» DIRECTIVE
Pictures don't belong in the copy; print all the records exactly.

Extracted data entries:
** Start **

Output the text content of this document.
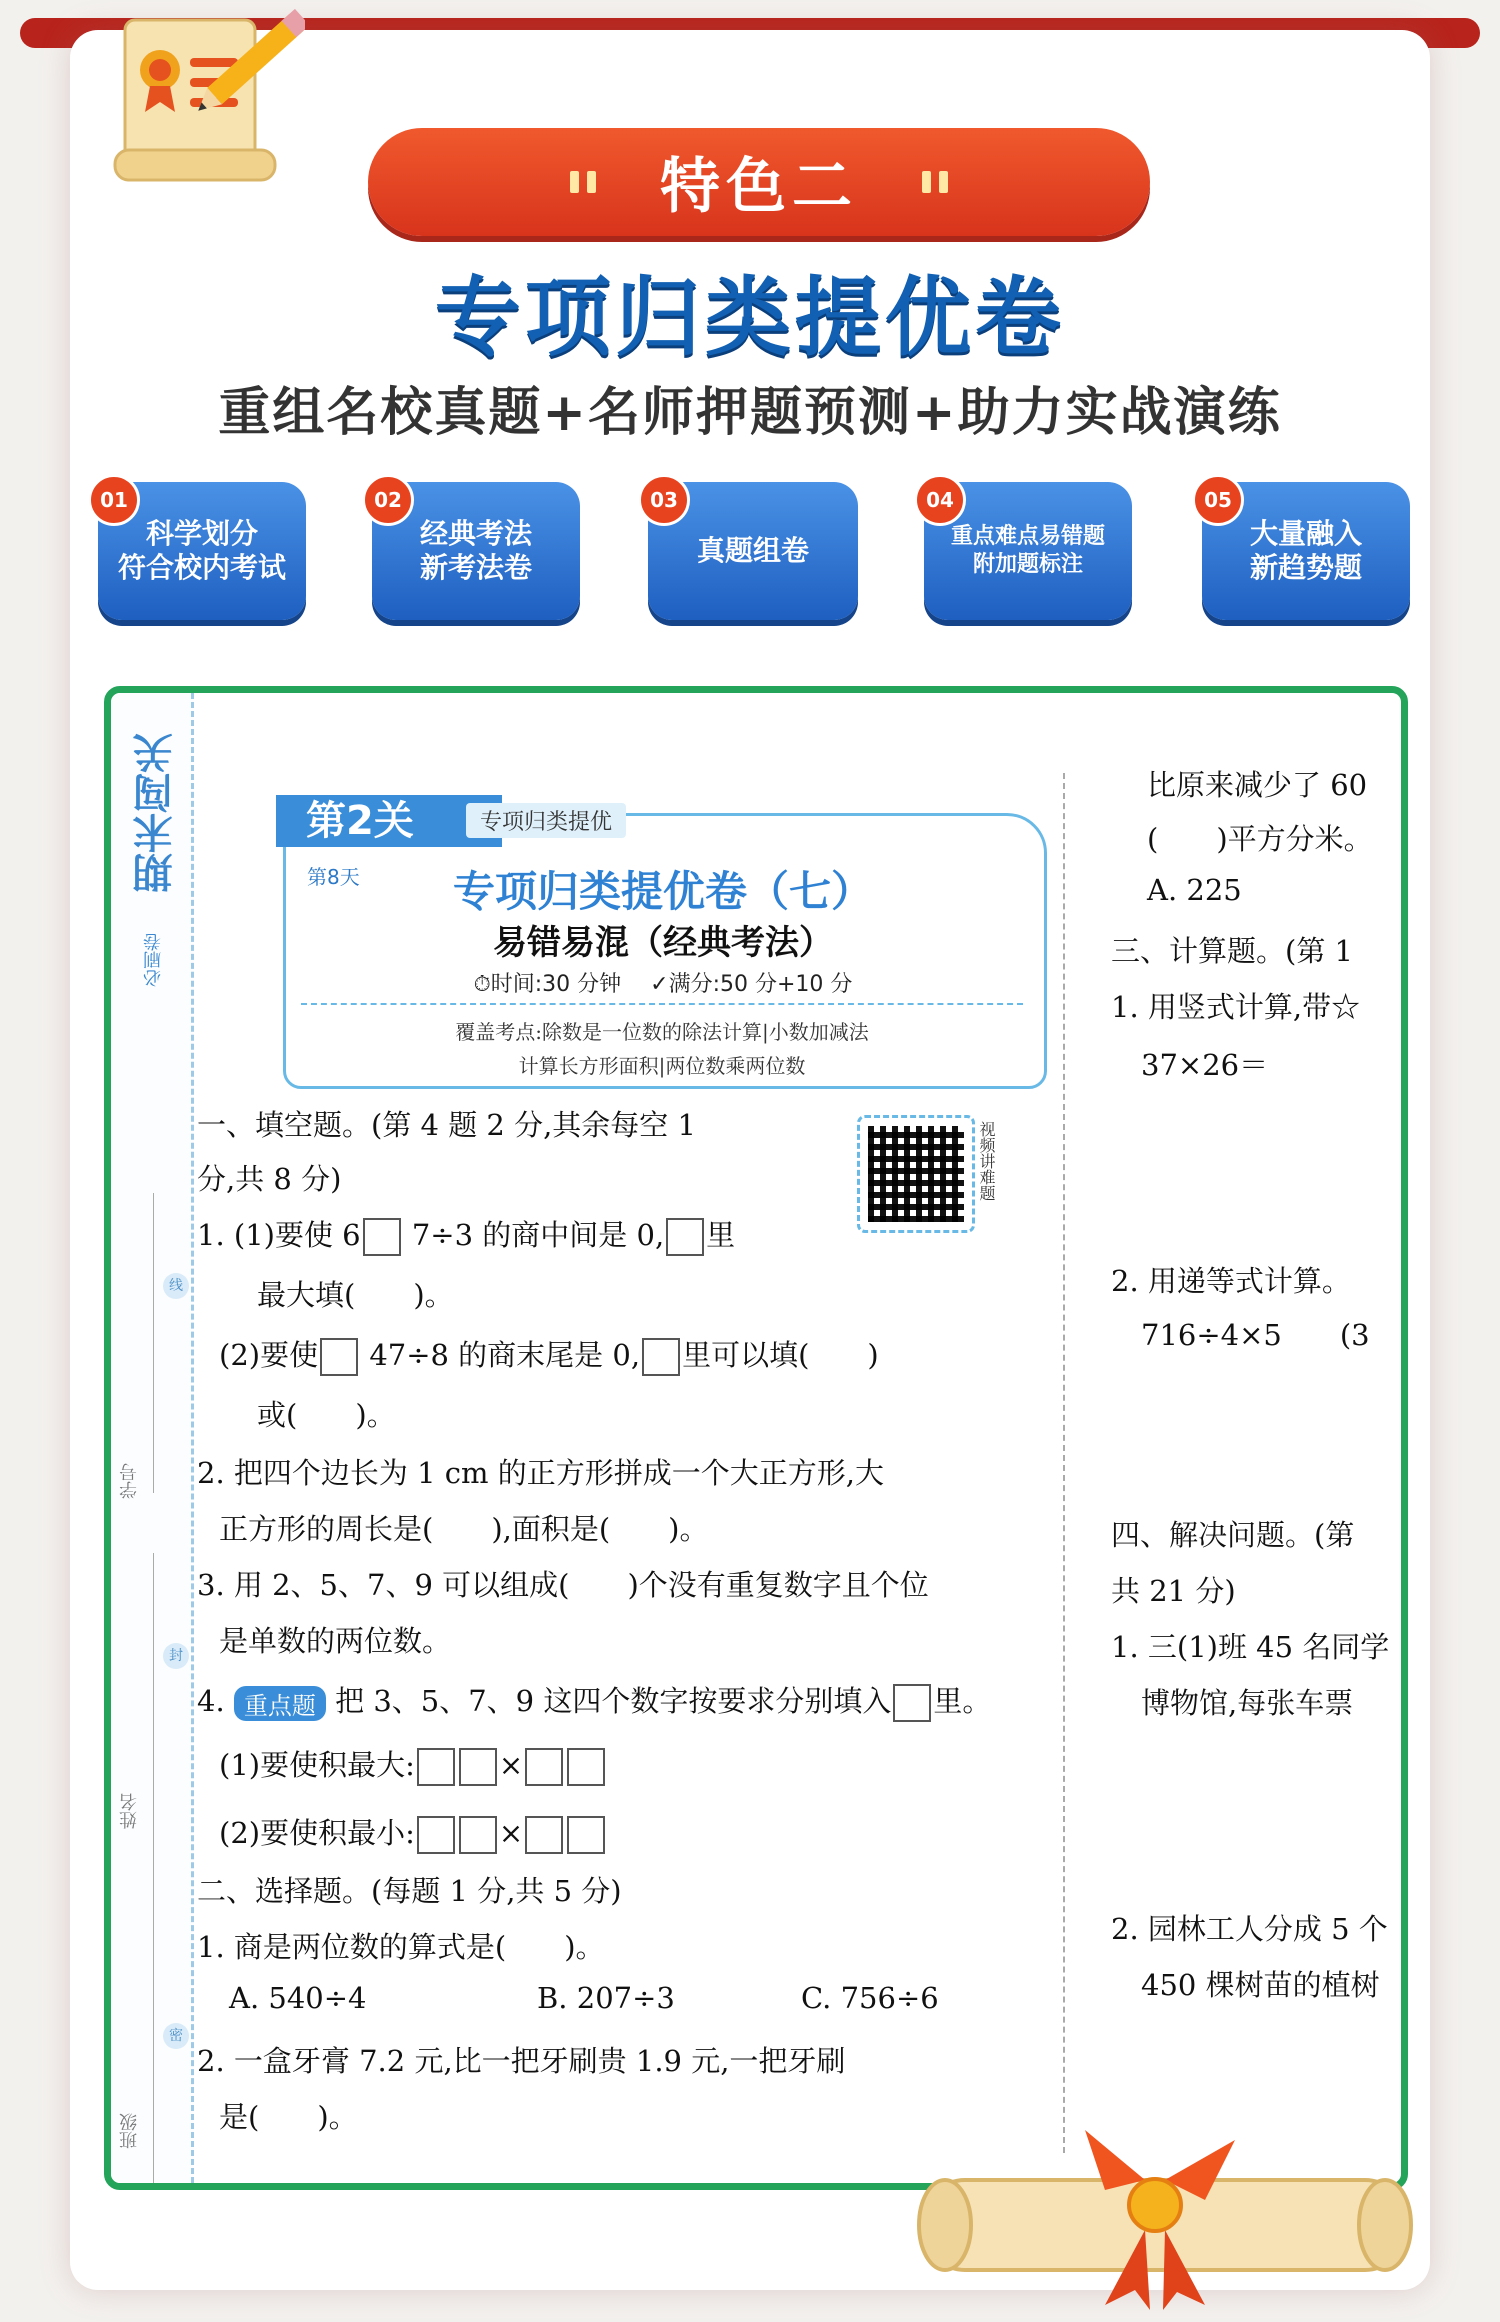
特色二
专项归类提优卷
重组名校真题+名师押题预测+助力实战演练
01
科学划分
符合校内考试
02
经典考法
新考法卷
03
真题组卷
04
重点难点易错题
附加题标注
05
大量融入
新趋势题
期末闯关
必刷卷
学号
姓名
班级
线
封
密
第2关	专项归类提优
第8天	专项归类提优卷（七）
易错易混（经典考法）
⏱时间:30 分钟　 ✓满分:50 分+10 分
覆盖考点:除数是一位数的除法计算|小数加减法
计算长方形面积|两位数乘两位数
视频讲难题
一、填空题。(第 4 题 2 分,其余每空 1
分,共 8 分)
1. (1)要使 6 7÷3 的商中间是 0, 里
最大填(　　)。
(2)要使 47÷8 的商末尾是 0, 里可以填(　　)
或(　　)。
2. 把四个边长为 1 cm 的正方形拼成一个大正方形,大
正方形的周长是(　　),面积是(　　)。
3. 用 2、5、7、9 可以组成(　　)个没有重复数字且个位
是单数的两位数。
4. 重点题 把 3、5、7、9 这四个数字按要求分别填入 里。
(1)要使积最大:	×
(2)要使积最小:	×
二、选择题。(每题 1 分,共 5 分)
1. 商是两位数的算式是(　　)。
A. 540÷4	B. 207÷3	C. 756÷6
2. 一盒牙膏 7.2 元,比一把牙刷贵 1.9 元,一把牙刷
是(　　)。
比原来减少了 60
(　　)平方分米。
A. 225
三、计算题。(第 1
1. 用竖式计算,带☆
37×26＝
2. 用递等式计算。
716÷4×5　　(3
四、解决问题。(第
共 21 分)
1. 三(1)班 45 名同学
博物馆,每张车票
2. 园林工人分成 5 个
450 棵树苗的植树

** End **

» OUTPUT OF THE TASK
Output the text content of this document.
特色二
专项归类提优卷
重组名校真题+名师押题预测+助力实战演练
01
科学划分
符合校内考试
02
经典考法
新考法卷
03
真题组卷
04
重点难点易错题
附加题标注
05
大量融入
新趋势题
期末闯关
必刷卷
学号
姓名
班级
线
封
密
第2关	专项归类提优
第8天	专项归类提优卷（七）
易错易混（经典考法）
⏱时间:30 分钟　 ✓满分:50 分+10 分
覆盖考点:除数是一位数的除法计算|小数加减法
计算长方形面积|两位数乘两位数
视频讲难题
一、填空题。(第 4 题 2 分,其余每空 1
分,共 8 分)
1. (1)要使 6 7÷3 的商中间是 0, 里
最大填(　　)。
(2)要使 47÷8 的商末尾是 0, 里可以填(　　)
或(　　)。
2. 把四个边长为 1 cm 的正方形拼成一个大正方形,大
正方形的周长是(　　),面积是(　　)。
3. 用 2、5、7、9 可以组成(　　)个没有重复数字且个位
是单数的两位数。
4. 重点题 把 3、5、7、9 这四个数字按要求分别填入 里。
(1)要使积最大:	×
(2)要使积最小:	×
二、选择题。(每题 1 分,共 5 分)
1. 商是两位数的算式是(　　)。
A. 540÷4	B. 207÷3	C. 756÷6
2. 一盒牙膏 7.2 元,比一把牙刷贵 1.9 元,一把牙刷
是(　　)。
比原来减少了 60
(　　)平方分米。
A. 225
三、计算题。(第 1
1. 用竖式计算,带☆
37×26＝
2. 用递等式计算。
716÷4×5　　(3
四、解决问题。(第
共 21 分)
1. 三(1)班 45 名同学
博物馆,每张车票
2. 园林工人分成 5 个
450 棵树苗的植树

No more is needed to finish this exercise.